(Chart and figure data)
::::::

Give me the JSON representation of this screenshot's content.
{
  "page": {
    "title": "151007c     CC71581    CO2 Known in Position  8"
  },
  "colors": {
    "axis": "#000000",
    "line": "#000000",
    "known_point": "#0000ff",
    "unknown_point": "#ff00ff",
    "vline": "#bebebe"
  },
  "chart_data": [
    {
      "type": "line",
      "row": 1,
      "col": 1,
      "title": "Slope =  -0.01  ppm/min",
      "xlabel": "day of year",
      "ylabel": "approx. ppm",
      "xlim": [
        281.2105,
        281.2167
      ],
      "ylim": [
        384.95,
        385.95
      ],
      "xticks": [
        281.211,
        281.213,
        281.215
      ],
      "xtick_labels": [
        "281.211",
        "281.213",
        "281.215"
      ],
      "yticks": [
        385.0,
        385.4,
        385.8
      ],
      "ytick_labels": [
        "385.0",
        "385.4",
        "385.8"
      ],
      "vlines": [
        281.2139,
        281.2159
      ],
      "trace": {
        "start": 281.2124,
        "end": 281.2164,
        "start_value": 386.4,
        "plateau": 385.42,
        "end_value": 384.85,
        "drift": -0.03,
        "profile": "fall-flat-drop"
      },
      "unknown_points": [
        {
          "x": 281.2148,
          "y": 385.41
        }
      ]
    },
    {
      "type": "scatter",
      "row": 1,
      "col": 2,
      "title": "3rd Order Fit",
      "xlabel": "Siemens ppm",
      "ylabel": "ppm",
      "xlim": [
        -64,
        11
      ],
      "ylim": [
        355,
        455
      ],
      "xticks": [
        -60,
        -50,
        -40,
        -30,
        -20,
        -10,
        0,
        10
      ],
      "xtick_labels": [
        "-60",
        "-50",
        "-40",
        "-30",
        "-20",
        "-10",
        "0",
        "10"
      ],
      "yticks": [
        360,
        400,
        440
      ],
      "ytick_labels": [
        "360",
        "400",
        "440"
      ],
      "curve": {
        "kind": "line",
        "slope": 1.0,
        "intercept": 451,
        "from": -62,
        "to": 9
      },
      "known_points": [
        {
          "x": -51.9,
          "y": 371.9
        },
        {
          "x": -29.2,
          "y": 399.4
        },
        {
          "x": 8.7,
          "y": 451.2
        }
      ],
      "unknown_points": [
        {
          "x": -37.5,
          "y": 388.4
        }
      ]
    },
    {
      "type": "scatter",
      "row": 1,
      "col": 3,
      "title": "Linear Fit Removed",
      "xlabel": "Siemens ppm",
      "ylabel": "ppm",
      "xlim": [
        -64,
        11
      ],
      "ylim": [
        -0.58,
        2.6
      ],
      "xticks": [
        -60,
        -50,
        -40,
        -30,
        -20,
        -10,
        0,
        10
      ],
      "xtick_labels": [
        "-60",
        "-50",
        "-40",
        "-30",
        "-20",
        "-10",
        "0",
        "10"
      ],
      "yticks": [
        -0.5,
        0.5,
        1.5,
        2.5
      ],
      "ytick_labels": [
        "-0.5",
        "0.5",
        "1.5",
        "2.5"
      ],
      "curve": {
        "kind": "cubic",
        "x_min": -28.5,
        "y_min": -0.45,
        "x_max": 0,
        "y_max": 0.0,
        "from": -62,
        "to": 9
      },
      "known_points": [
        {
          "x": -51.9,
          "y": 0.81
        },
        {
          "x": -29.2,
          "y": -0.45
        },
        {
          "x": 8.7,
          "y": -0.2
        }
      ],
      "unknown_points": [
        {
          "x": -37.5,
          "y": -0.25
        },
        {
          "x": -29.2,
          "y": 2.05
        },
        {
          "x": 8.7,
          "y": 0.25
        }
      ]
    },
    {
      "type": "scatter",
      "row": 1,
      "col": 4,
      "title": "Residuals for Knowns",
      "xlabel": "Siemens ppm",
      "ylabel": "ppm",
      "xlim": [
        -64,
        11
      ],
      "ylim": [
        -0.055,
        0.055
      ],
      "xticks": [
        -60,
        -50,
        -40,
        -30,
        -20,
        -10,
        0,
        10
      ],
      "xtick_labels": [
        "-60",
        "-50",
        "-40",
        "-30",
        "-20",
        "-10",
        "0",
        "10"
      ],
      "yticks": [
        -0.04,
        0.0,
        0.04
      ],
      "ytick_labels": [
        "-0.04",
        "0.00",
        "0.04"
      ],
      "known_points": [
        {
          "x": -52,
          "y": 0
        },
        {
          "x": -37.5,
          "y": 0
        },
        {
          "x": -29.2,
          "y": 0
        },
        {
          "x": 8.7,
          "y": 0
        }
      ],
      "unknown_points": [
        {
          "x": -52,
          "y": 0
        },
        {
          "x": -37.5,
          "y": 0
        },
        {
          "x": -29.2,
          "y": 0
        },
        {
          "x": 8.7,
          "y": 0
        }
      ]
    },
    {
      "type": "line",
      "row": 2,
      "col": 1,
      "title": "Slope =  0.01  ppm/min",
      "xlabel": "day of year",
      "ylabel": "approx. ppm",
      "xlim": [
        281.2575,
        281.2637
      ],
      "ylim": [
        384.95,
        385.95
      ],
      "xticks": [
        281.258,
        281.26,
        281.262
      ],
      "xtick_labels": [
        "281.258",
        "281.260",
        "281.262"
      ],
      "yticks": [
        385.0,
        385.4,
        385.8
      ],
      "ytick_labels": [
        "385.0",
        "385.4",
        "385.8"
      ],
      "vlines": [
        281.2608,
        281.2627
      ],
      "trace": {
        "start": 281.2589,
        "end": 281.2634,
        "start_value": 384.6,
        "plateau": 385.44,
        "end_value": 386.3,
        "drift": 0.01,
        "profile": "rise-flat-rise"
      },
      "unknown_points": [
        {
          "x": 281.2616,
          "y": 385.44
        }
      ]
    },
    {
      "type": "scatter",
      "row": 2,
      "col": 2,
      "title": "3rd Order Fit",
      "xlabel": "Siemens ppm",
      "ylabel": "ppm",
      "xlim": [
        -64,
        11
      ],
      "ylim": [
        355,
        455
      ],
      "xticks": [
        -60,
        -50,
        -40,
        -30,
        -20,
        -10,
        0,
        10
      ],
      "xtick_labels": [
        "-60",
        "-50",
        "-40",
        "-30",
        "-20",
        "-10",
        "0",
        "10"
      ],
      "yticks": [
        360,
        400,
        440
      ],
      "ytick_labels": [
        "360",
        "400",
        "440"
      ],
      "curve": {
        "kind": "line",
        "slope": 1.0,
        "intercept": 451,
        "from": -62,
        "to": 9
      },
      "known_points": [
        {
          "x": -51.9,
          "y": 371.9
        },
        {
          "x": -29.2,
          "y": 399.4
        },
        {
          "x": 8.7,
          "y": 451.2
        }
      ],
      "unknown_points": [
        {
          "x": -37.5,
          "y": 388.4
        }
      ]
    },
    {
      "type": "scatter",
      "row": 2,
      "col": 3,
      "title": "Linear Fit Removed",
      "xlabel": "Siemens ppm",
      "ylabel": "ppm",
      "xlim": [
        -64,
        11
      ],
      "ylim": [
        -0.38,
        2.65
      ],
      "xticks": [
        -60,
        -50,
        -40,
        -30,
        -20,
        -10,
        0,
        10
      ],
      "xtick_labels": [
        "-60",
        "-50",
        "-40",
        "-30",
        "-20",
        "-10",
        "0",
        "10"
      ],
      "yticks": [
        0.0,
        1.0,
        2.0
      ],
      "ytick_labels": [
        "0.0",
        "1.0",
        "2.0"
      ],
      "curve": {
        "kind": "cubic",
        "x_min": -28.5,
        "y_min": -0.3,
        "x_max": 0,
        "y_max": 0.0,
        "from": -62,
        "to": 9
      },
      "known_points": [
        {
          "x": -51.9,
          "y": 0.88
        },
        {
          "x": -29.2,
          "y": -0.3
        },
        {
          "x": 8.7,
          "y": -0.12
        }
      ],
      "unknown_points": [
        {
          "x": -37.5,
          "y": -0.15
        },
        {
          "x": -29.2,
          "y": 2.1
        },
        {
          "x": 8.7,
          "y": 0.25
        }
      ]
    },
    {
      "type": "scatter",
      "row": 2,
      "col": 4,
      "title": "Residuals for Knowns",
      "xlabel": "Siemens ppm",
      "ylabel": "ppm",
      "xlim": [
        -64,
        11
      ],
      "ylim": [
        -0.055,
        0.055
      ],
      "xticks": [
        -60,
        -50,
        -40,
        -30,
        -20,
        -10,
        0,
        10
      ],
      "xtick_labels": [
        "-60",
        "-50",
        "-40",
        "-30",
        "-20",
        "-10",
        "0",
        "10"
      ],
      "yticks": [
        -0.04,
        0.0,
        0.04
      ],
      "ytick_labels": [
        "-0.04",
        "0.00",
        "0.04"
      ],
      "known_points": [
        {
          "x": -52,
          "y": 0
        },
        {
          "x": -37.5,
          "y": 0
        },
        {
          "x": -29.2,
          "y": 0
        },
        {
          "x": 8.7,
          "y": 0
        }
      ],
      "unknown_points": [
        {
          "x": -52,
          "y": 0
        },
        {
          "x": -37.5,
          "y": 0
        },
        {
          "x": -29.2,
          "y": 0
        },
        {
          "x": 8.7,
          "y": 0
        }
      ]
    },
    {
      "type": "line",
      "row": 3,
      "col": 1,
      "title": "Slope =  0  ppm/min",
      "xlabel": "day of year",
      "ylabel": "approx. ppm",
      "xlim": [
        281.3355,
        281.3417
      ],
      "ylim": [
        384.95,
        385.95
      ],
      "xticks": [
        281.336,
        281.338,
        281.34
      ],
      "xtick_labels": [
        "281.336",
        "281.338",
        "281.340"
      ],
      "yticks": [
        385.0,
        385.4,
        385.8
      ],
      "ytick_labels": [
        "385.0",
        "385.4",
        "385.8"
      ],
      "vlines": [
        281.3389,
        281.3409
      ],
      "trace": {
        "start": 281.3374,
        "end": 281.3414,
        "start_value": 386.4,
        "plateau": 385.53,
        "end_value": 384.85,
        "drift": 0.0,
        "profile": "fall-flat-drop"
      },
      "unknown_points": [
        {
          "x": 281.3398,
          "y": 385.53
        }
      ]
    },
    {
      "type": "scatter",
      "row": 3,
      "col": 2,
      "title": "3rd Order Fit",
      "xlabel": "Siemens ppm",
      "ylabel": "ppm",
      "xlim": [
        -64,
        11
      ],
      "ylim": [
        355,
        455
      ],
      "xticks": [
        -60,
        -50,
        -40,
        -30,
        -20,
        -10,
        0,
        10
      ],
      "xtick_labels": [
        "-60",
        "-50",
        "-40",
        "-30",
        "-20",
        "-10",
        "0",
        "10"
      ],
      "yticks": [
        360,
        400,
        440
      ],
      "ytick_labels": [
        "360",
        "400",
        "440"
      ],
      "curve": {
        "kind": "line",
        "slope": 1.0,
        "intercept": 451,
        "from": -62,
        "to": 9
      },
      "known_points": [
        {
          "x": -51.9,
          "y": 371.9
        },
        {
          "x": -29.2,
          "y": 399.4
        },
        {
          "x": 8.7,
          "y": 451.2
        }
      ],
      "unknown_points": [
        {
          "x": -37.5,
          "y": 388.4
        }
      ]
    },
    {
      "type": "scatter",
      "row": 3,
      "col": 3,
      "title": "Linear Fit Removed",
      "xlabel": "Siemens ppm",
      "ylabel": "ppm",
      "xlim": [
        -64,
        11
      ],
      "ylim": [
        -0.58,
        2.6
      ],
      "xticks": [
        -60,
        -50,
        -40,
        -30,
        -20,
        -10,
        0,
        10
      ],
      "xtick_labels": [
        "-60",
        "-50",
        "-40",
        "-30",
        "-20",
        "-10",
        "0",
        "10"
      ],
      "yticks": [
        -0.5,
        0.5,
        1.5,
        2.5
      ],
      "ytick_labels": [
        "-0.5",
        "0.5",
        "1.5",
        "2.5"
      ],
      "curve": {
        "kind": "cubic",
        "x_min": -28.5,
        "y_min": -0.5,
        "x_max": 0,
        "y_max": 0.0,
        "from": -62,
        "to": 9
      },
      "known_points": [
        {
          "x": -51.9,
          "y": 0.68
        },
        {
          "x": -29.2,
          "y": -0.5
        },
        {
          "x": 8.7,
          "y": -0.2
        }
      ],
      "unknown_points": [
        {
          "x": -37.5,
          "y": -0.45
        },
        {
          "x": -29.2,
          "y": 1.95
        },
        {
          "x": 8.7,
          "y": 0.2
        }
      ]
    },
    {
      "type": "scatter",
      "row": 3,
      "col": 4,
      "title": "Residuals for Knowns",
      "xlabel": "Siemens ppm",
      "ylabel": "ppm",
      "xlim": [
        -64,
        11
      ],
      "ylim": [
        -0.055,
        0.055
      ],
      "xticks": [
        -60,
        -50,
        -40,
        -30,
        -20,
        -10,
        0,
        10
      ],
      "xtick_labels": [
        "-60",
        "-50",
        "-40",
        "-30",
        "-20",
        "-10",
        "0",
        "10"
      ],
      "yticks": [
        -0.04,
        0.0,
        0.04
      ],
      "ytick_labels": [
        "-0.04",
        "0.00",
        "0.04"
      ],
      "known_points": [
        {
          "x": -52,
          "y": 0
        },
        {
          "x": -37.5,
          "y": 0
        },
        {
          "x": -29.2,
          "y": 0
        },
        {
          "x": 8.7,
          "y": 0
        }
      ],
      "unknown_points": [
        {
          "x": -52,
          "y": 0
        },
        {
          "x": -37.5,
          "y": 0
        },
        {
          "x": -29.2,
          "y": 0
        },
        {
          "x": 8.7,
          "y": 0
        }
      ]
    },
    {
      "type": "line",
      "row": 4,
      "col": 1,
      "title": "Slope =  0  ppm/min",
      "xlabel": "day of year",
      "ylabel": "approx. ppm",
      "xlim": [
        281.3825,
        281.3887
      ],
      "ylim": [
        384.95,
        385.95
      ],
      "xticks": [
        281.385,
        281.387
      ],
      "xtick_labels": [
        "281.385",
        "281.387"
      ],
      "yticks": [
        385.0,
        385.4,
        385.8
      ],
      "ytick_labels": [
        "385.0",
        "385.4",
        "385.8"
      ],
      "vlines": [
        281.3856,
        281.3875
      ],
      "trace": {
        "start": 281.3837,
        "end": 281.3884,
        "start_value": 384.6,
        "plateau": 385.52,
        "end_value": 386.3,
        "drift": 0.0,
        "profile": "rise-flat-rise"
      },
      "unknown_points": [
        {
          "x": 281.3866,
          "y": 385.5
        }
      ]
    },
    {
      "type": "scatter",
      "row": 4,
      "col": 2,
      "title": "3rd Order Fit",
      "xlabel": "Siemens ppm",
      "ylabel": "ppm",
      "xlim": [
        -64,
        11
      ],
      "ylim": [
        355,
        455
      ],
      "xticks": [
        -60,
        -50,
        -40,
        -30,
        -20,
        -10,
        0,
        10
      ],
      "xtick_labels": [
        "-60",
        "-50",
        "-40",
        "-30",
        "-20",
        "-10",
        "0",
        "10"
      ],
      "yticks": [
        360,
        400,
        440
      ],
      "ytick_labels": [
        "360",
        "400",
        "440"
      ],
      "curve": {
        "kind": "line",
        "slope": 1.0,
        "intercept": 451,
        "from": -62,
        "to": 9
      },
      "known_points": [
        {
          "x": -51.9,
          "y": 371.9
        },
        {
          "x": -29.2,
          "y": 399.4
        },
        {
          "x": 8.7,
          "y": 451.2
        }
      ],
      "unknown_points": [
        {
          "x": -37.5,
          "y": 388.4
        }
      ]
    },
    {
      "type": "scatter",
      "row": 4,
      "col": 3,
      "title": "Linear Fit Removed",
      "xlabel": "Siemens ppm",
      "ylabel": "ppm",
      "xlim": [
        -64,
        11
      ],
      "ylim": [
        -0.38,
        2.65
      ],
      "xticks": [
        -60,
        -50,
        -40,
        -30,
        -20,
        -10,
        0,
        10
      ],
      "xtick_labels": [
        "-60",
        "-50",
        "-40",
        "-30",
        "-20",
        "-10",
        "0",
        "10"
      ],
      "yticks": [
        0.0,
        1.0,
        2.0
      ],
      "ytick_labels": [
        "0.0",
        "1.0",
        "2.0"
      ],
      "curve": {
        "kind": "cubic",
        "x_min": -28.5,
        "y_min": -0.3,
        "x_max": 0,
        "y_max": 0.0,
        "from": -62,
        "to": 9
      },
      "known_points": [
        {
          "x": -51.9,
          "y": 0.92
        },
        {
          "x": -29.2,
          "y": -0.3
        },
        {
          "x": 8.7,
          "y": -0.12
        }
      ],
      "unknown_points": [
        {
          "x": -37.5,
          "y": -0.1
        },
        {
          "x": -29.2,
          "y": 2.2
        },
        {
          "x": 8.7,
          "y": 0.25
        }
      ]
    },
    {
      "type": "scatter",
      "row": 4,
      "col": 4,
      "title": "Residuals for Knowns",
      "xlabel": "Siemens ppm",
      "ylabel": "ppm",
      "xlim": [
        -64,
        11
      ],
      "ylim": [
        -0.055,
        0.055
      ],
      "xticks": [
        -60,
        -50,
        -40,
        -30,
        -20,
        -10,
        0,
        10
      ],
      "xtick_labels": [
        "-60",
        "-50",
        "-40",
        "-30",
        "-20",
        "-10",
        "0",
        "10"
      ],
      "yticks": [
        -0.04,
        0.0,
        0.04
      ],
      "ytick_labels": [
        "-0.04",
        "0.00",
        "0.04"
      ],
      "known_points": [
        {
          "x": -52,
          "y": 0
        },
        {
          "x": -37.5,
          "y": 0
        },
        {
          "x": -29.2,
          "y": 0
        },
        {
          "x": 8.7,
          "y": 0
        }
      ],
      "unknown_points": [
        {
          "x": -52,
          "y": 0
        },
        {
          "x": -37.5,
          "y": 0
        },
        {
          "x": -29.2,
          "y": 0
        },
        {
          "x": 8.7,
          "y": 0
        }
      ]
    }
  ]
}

::::::

*Work instructions*
Find the lines containing "drift" and list every one of them.

*Result*
        "drift": -0.03,
        "drift": 0.01,
        "drift": 0.0,
        "drift": 0.0,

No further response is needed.